(Records of image element boxes)
_ _ _ _ _ _ _

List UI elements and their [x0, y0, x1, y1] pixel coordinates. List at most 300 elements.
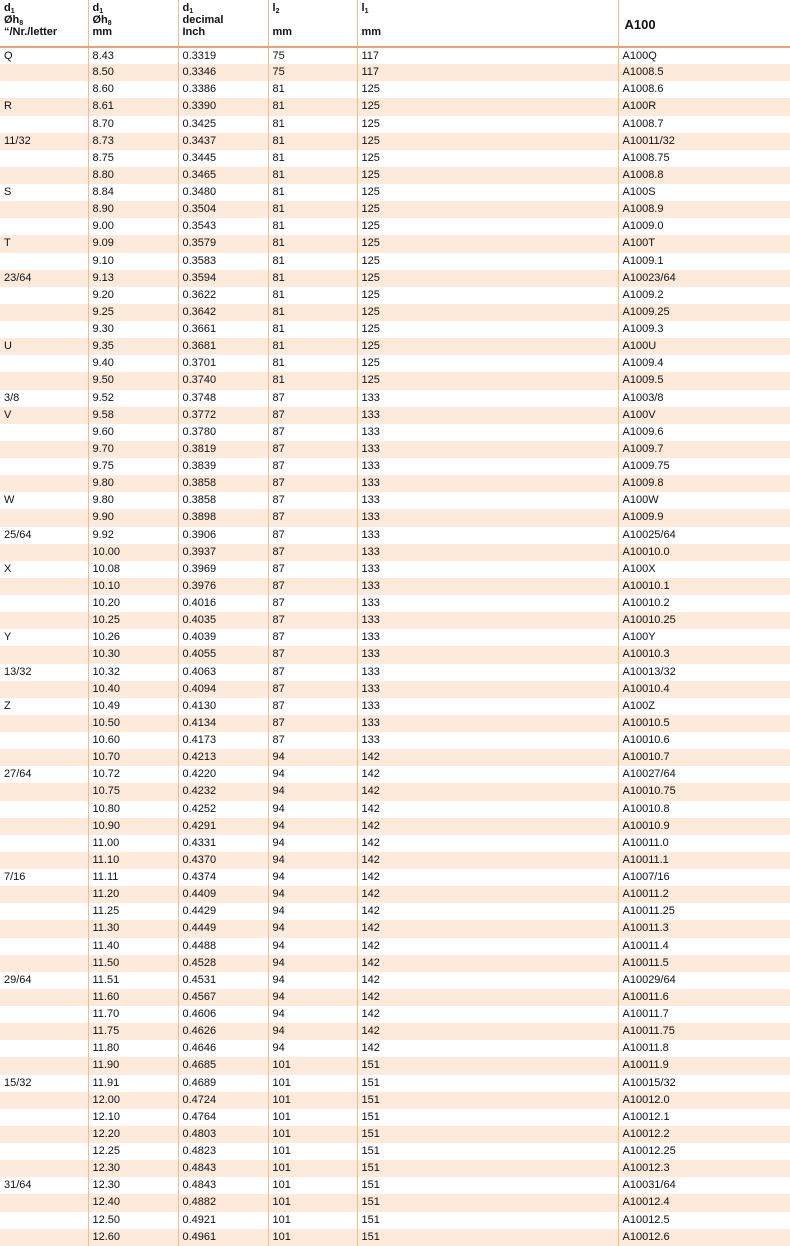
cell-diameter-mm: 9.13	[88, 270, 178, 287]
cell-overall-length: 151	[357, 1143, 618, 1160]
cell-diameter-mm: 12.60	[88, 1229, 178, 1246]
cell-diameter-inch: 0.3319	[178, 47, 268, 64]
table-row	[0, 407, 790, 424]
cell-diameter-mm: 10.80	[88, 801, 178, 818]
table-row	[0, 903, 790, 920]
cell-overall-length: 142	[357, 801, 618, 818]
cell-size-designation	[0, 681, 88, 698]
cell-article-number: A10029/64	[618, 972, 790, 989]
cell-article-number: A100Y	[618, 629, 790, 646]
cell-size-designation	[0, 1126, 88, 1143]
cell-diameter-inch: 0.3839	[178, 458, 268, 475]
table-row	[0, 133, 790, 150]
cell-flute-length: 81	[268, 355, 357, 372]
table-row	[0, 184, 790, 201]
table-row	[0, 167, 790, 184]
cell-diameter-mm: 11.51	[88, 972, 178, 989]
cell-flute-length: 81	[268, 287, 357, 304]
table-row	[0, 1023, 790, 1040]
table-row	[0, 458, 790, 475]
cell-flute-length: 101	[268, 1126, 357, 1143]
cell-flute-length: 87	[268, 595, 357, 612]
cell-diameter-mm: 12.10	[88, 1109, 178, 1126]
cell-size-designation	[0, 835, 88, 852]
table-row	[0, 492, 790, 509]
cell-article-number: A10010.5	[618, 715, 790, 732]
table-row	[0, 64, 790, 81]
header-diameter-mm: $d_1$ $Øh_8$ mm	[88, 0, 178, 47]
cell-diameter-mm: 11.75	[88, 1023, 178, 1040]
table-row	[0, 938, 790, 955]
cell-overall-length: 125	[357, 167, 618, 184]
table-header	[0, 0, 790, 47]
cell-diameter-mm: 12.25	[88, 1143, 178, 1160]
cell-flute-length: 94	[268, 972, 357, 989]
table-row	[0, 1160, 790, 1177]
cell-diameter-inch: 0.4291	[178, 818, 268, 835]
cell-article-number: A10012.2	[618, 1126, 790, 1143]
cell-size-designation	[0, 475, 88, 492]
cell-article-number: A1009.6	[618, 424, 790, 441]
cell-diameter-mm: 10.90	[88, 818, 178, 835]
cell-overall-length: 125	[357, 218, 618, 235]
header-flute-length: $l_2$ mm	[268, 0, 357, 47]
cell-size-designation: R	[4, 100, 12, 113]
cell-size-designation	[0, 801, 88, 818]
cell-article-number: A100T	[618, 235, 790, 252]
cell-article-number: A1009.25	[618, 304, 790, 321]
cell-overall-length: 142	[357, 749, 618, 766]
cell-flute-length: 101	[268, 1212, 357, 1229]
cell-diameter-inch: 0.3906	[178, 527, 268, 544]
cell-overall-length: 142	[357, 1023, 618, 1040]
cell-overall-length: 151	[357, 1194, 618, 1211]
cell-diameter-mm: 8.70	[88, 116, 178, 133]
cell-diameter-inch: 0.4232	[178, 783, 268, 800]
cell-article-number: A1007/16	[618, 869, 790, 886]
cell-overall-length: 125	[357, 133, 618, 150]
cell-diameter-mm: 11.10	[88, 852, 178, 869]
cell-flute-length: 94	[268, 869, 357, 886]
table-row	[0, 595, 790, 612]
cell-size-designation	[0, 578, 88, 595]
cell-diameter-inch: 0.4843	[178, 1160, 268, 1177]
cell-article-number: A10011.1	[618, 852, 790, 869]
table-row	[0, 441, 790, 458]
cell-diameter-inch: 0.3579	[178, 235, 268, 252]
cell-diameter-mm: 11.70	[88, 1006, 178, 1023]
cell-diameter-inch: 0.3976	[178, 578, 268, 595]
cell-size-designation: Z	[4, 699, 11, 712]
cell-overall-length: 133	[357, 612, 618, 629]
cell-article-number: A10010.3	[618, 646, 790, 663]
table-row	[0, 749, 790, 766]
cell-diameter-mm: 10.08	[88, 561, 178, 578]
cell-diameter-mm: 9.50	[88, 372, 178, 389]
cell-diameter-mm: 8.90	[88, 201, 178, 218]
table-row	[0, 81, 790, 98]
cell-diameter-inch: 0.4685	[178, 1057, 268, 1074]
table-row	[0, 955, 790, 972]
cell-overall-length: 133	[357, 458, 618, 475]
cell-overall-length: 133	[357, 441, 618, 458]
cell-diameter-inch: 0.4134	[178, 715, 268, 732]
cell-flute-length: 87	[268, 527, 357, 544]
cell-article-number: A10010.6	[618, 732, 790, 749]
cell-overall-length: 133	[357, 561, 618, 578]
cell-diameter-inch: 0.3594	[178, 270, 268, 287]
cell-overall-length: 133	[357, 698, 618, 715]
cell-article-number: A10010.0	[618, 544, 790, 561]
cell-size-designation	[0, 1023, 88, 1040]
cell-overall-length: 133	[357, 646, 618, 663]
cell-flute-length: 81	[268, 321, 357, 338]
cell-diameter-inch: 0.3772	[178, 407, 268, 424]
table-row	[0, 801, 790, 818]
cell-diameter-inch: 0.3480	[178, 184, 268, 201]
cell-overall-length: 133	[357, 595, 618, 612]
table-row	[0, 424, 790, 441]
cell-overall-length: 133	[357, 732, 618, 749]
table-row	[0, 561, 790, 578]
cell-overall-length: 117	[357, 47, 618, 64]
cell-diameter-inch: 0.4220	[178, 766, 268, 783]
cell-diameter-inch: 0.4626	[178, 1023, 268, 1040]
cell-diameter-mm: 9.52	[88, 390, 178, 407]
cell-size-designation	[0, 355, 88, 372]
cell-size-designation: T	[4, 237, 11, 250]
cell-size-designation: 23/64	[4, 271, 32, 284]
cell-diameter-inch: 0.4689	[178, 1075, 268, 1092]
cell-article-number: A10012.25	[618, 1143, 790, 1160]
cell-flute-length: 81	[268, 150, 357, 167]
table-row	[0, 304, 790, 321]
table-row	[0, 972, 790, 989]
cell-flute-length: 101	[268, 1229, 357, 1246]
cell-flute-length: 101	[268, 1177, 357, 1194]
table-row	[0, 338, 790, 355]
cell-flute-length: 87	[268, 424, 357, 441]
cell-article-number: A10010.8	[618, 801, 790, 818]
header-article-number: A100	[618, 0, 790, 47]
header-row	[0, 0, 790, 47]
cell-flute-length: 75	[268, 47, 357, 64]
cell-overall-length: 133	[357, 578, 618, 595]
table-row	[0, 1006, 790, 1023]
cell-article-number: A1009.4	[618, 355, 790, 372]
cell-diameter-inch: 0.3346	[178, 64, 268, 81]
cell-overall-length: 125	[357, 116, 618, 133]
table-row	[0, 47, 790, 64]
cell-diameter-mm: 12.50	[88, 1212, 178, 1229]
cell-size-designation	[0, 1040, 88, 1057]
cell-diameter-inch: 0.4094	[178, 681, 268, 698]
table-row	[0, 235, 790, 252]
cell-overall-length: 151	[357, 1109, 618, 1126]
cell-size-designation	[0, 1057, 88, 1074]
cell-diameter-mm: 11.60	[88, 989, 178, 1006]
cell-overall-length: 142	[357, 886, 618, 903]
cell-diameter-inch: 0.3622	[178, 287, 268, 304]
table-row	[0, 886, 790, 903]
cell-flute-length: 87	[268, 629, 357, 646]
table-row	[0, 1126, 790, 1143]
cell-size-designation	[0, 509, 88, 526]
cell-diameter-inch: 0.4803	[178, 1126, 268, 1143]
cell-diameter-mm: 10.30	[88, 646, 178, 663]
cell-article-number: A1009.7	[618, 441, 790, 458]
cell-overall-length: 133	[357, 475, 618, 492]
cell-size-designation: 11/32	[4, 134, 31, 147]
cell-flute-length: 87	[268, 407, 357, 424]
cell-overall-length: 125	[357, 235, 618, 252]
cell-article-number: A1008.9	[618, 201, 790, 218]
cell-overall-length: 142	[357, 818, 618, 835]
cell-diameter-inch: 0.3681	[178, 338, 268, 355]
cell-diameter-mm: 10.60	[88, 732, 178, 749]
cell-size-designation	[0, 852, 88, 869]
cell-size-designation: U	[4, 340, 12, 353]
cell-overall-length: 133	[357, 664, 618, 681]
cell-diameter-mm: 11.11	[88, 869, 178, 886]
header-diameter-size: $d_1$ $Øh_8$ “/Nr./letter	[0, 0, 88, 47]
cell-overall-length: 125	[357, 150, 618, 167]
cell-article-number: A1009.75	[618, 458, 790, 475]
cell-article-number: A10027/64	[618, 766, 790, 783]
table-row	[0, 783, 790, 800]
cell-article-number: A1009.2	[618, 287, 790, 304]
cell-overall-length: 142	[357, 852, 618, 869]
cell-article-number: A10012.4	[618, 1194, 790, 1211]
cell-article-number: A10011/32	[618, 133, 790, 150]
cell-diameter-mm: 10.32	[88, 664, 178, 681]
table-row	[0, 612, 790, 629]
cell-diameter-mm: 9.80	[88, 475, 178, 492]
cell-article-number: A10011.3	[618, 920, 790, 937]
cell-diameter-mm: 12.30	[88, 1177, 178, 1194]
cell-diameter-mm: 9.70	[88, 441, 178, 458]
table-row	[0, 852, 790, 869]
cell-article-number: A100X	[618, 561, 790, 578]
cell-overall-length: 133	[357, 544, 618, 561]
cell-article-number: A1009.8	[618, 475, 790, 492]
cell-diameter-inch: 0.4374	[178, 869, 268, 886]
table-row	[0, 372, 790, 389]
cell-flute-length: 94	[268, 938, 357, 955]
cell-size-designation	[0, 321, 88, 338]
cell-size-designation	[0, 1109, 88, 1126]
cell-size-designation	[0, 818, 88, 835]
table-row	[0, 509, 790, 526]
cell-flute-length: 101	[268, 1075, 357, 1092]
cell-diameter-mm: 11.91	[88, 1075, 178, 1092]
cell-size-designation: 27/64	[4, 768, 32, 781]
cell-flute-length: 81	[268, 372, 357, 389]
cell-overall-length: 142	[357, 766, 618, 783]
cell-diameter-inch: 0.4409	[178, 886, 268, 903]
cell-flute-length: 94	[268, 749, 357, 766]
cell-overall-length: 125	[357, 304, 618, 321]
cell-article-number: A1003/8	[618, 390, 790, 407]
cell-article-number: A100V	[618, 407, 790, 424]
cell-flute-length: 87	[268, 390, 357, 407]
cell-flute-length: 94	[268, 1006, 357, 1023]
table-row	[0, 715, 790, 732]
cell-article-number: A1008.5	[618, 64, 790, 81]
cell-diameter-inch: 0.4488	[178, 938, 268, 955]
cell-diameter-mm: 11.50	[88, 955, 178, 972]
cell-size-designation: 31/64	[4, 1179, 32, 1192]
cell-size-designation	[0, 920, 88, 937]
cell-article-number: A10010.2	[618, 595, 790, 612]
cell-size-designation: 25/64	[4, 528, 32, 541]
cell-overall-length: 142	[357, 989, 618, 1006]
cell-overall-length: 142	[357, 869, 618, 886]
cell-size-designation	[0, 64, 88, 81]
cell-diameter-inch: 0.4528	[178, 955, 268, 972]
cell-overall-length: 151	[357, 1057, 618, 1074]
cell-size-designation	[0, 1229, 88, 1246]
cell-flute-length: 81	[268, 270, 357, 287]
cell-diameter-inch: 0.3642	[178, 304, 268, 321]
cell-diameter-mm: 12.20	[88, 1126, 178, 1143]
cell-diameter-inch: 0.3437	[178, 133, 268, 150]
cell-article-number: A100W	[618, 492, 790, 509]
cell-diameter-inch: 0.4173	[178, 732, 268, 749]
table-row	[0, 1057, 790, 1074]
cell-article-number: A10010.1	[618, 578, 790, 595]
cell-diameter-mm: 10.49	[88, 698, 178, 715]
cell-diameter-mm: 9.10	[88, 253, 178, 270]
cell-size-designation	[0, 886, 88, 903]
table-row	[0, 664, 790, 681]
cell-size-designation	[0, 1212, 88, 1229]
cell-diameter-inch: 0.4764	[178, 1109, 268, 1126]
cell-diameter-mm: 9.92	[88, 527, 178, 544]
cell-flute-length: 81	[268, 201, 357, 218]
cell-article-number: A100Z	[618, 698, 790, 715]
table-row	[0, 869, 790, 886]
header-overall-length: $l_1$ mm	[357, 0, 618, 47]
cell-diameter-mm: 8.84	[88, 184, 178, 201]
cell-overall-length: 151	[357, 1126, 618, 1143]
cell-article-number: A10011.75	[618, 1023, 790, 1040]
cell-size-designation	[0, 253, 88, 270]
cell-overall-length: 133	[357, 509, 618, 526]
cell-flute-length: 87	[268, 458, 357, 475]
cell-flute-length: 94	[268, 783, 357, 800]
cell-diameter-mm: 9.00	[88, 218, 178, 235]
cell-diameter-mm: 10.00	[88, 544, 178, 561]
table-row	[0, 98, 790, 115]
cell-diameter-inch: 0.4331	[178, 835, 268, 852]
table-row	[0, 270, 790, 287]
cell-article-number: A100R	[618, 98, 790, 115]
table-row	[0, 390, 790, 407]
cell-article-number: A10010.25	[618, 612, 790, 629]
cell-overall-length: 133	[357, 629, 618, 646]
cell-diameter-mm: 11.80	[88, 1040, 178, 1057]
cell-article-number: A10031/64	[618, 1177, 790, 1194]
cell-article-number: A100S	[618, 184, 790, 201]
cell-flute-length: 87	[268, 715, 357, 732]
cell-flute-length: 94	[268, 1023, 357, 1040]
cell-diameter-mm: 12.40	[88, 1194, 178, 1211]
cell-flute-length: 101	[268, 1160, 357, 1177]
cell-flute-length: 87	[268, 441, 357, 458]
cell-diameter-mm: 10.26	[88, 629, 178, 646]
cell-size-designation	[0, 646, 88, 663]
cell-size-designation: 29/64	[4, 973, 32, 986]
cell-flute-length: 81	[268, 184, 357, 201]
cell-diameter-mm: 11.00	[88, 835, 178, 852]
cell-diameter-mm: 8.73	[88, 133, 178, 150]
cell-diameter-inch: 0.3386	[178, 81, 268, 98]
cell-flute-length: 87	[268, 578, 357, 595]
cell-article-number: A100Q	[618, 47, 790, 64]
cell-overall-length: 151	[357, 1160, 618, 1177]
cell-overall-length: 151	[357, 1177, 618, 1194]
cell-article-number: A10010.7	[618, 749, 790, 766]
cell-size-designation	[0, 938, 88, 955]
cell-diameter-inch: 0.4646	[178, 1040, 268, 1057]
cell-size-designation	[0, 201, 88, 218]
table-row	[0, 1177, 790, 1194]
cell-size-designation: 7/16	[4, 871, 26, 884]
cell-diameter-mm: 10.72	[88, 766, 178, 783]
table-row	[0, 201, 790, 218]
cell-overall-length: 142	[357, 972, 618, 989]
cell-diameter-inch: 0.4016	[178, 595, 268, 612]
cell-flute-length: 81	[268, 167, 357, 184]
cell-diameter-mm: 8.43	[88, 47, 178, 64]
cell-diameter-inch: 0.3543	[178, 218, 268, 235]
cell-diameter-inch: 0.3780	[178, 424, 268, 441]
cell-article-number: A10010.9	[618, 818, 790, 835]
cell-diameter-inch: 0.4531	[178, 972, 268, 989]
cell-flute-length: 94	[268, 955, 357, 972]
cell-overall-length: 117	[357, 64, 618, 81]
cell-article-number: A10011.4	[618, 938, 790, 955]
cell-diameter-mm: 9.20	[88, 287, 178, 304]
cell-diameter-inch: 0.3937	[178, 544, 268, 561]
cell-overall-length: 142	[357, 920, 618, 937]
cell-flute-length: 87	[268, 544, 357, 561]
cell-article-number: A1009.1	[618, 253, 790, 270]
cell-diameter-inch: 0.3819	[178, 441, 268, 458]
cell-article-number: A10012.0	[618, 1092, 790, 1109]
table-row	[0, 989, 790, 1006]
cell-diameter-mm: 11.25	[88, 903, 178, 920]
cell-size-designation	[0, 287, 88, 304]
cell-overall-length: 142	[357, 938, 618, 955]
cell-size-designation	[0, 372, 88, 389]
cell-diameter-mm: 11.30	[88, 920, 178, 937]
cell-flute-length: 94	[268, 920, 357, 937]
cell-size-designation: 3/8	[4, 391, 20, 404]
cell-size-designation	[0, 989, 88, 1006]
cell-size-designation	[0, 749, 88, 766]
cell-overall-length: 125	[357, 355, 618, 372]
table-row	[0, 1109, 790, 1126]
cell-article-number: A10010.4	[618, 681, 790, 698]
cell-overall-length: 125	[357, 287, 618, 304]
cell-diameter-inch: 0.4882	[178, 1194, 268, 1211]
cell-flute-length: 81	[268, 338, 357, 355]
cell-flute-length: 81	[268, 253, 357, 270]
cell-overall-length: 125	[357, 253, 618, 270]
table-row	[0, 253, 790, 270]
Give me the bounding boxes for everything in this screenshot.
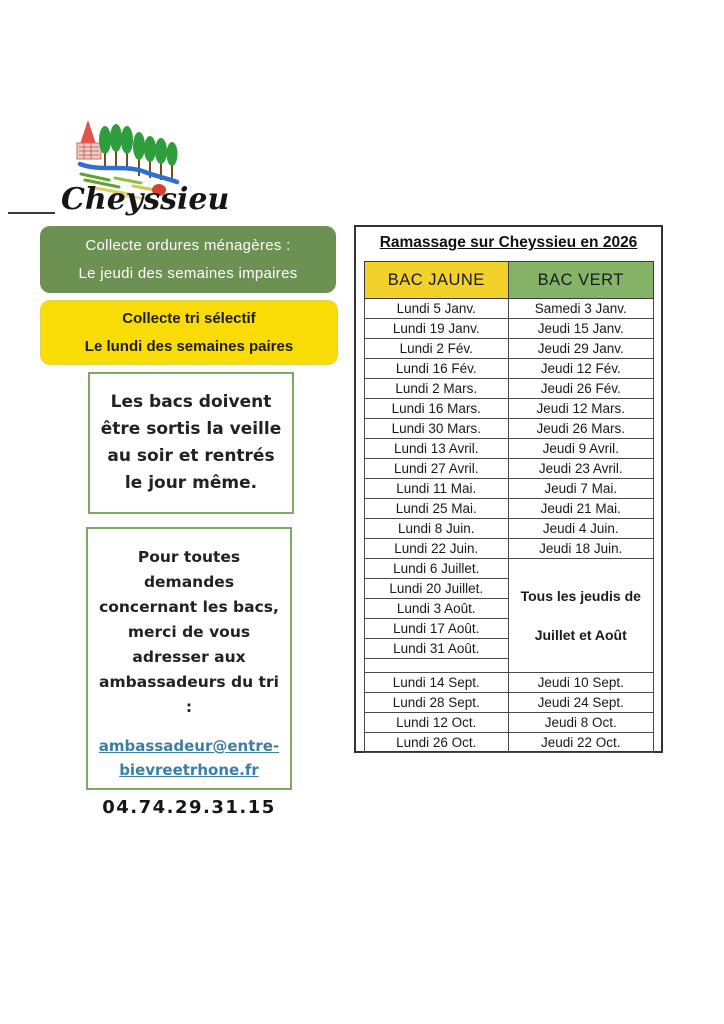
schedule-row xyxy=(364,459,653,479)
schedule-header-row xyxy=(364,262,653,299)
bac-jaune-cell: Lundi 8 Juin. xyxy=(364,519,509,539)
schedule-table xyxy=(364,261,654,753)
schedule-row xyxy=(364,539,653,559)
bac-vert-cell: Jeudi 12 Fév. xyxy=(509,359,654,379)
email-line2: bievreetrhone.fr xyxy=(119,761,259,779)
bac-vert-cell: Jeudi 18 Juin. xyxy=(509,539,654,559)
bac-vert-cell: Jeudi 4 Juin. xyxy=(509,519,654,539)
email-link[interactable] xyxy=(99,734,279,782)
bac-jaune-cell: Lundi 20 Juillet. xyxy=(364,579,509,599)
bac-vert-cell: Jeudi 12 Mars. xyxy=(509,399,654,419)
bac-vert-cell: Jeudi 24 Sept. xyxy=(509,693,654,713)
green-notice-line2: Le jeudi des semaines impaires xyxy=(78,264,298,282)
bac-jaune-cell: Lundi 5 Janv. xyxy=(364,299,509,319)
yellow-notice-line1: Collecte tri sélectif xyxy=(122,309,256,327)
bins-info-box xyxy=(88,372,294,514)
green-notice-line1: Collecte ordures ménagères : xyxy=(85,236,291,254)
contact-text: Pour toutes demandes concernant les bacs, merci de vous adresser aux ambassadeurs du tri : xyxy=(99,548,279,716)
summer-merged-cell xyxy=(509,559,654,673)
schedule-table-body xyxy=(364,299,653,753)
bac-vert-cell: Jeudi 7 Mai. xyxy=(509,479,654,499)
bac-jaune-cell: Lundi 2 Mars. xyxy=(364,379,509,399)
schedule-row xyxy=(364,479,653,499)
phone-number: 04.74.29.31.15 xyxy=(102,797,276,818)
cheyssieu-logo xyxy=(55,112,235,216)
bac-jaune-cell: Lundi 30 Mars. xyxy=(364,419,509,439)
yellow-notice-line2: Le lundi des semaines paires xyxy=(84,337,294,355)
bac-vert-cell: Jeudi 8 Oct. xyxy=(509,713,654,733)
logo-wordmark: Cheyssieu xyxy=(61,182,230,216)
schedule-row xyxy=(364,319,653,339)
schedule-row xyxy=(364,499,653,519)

_ _ _ _ _ _ _

(Task requirements) Quote every line of the data, without changes, from the line containing "270, 178, 287]" down to the line containing "1109, 178, 1126]", including both of those lines.

(Worked solution)
cell-diameter-mm: 9.13	[88, 270, 178, 287]
cell-overall-length: 151	[357, 1143, 618, 1160]
cell-diameter-mm: 12.60	[88, 1229, 178, 1246]
cell-diameter-inch: 0.3319	[178, 47, 268, 64]
table-row	[0, 407, 790, 424]
cell-diameter-mm: 10.80	[88, 801, 178, 818]
table-row	[0, 903, 790, 920]
cell-overall-length: 142	[357, 801, 618, 818]
cell-size-designation	[0, 681, 88, 698]
cell-article-number: A10029/64	[618, 972, 790, 989]
cell-article-number: A100Y	[618, 629, 790, 646]
cell-size-designation	[0, 1126, 88, 1143]
cell-diameter-inch: 0.3839	[178, 458, 268, 475]
table-row	[0, 133, 790, 150]
cell-flute-length: 81	[268, 355, 357, 372]
table-row	[0, 184, 790, 201]
table-row	[0, 167, 790, 184]
cell-diameter-mm: 11.51	[88, 972, 178, 989]
cell-flute-length: 81	[268, 287, 357, 304]
table-row	[0, 1023, 790, 1040]
table-row	[0, 458, 790, 475]
cell-flute-length: 101	[268, 1126, 357, 1143]
cell-flute-length: 87	[268, 595, 357, 612]
cell-diameter-mm: 12.10	[88, 1109, 178, 1126]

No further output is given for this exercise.